Dataset entries
--- Start ---

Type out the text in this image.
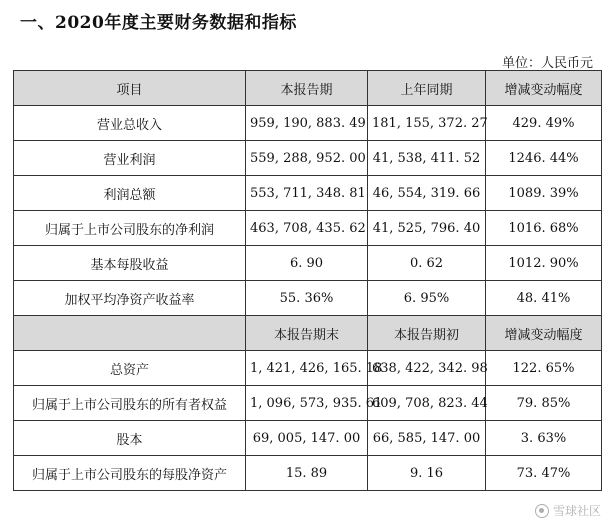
一、2020年度主要财务数据和指标
单位：人民币元
项目	本报告期	上年同期	增减变动幅度
营业总收入	959, 190, 883. 49	181, 155, 372. 27	429. 49%
营业利润	559, 288, 952. 00	41, 538, 411. 52	1246. 44%
利润总额	553, 711, 348. 81	46, 554, 319. 66	1089. 39%
归属于上市公司股东的净利润	463, 708, 435. 62	41, 525, 796. 40	1016. 68%
基本每股收益	6. 90	0. 62	1012. 90%
加权平均净资产收益率	55. 36%	6. 95%	48. 41%
	本报告期末	本报告期初	增减变动幅度
总资产	1, 421, 426, 165. 18	638, 422, 342. 98	122. 65%
归属于上市公司股东的所有者权益	1, 096, 573, 935. 61	609, 708, 823. 44	79. 85%
股本	69, 005, 147. 00	66, 585, 147. 00	3. 63%
归属于上市公司股东的每股净资产	15. 89	9. 16	73. 47%
雪球社区
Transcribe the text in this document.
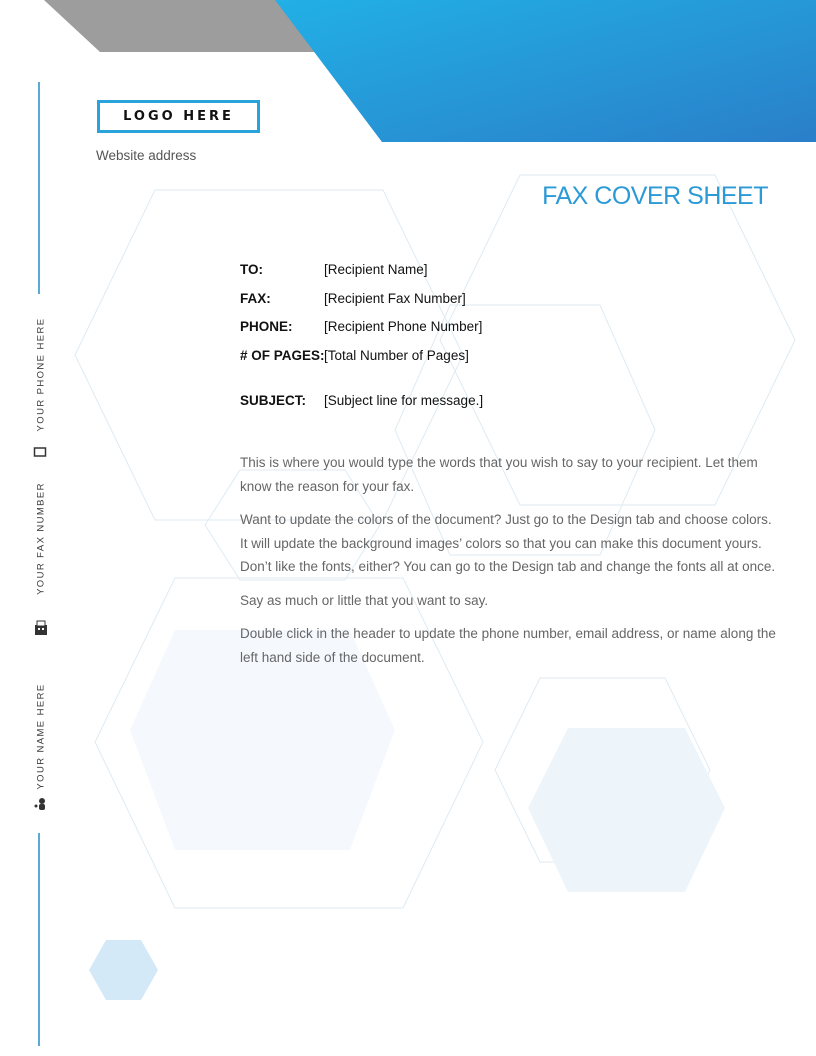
YOUR PHONE HERE
YOUR FAX NUMBER
YOUR NAME HERE
LOGO HERE
Website address
FAX COVER SHEET
TO:	[Recipient Name]
FAX:	[Recipient Fax Number]
PHONE: [Recipient Phone Number]
# OF PAGES: [Total Number of Pages]
SUBJECT: [Subject line for message.]

This is where you would type the words that you wish to say to your recipient. Let them know the reason for your fax.

Want to update the colors of the document? Just go to the Design tab and choose colors. It will update the background images’ colors so that you can make this document yours. Don’t like the fonts, either? You can go to the Design tab and change the fonts all at once.

Say as much or little that you want to say.

Double click in the header to update the phone number, email address, or name along the left hand side of the document.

--- End ---

Write out exactly the lines from the one containing "Transcribe the text in this document." to the last line of the records above, both included, and leave out any pictures.

Transcribe the text in this document.
YOUR PHONE HERE
YOUR FAX NUMBER
YOUR NAME HERE
LOGO HERE
Website address
FAX COVER SHEET
TO:	[Recipient Name]
FAX:	[Recipient Fax Number]
PHONE: [Recipient Phone Number]
# OF PAGES: [Total Number of Pages]
SUBJECT: [Subject line for message.]

This is where you would type the words that you wish to say to your recipient. Let them know the reason for your fax.

Want to update the colors of the document? Just go to the Design tab and choose colors. It will update the background images’ colors so that you can make this document yours. Don’t like the fonts, either? You can go to the Design tab and change the fonts all at once.

Say as much or little that you want to say.

Double click in the header to update the phone number, email address, or name along the left hand side of the document.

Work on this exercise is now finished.